» **Problem requirements**: Repeat every entry word for word, skipping the pictures.

» **Available records**:
>>
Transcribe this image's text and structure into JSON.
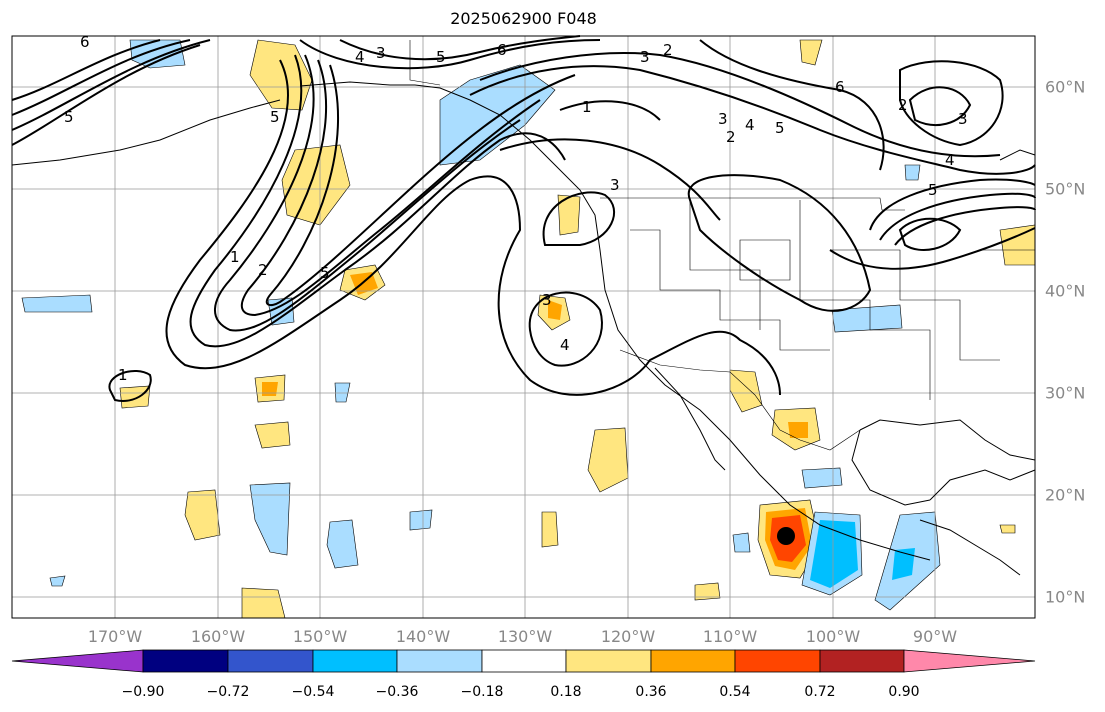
{
  "title": "2025062900 F048",
  "map": {
    "lon_labels": [
      "170°W",
      "160°W",
      "150°W",
      "140°W",
      "130°W",
      "120°W",
      "110°W",
      "100°W",
      "90°W"
    ],
    "lat_labels": [
      "60°N",
      "50°N",
      "40°N",
      "30°N",
      "20°N",
      "10°N"
    ],
    "contour_labels": [
      "1",
      "2",
      "3",
      "4",
      "5",
      "6"
    ],
    "storm_marker": "black-dot"
  },
  "colorbar": {
    "ticks": [
      "−0.90",
      "−0.72",
      "−0.54",
      "−0.36",
      "−0.18",
      "0.18",
      "0.36",
      "0.54",
      "0.72",
      "0.90"
    ],
    "colors": [
      "#9933cc",
      "#000080",
      "#3355cc",
      "#00bfff",
      "#aaddff",
      "#ffffff",
      "#ffe680",
      "#ffa500",
      "#ff4500",
      "#b22222",
      "#ff88aa"
    ]
  }
}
<<
» **Complete answer**:
Transcribe this image's text and structure into JSON.
{
  "title": "2025062900 F048",
  "map": {
    "lon_labels": [
      "170°W",
      "160°W",
      "150°W",
      "140°W",
      "130°W",
      "120°W",
      "110°W",
      "100°W",
      "90°W"
    ],
    "lat_labels": [
      "60°N",
      "50°N",
      "40°N",
      "30°N",
      "20°N",
      "10°N"
    ],
    "contour_labels": [
      "1",
      "2",
      "3",
      "4",
      "5",
      "6"
    ],
    "storm_marker": "black-dot"
  },
  "colorbar": {
    "ticks": [
      "−0.90",
      "−0.72",
      "−0.54",
      "−0.36",
      "−0.18",
      "0.18",
      "0.36",
      "0.54",
      "0.72",
      "0.90"
    ],
    "colors": [
      "#9933cc",
      "#000080",
      "#3355cc",
      "#00bfff",
      "#aaddff",
      "#ffffff",
      "#ffe680",
      "#ffa500",
      "#ff4500",
      "#b22222",
      "#ff88aa"
    ]
  }
}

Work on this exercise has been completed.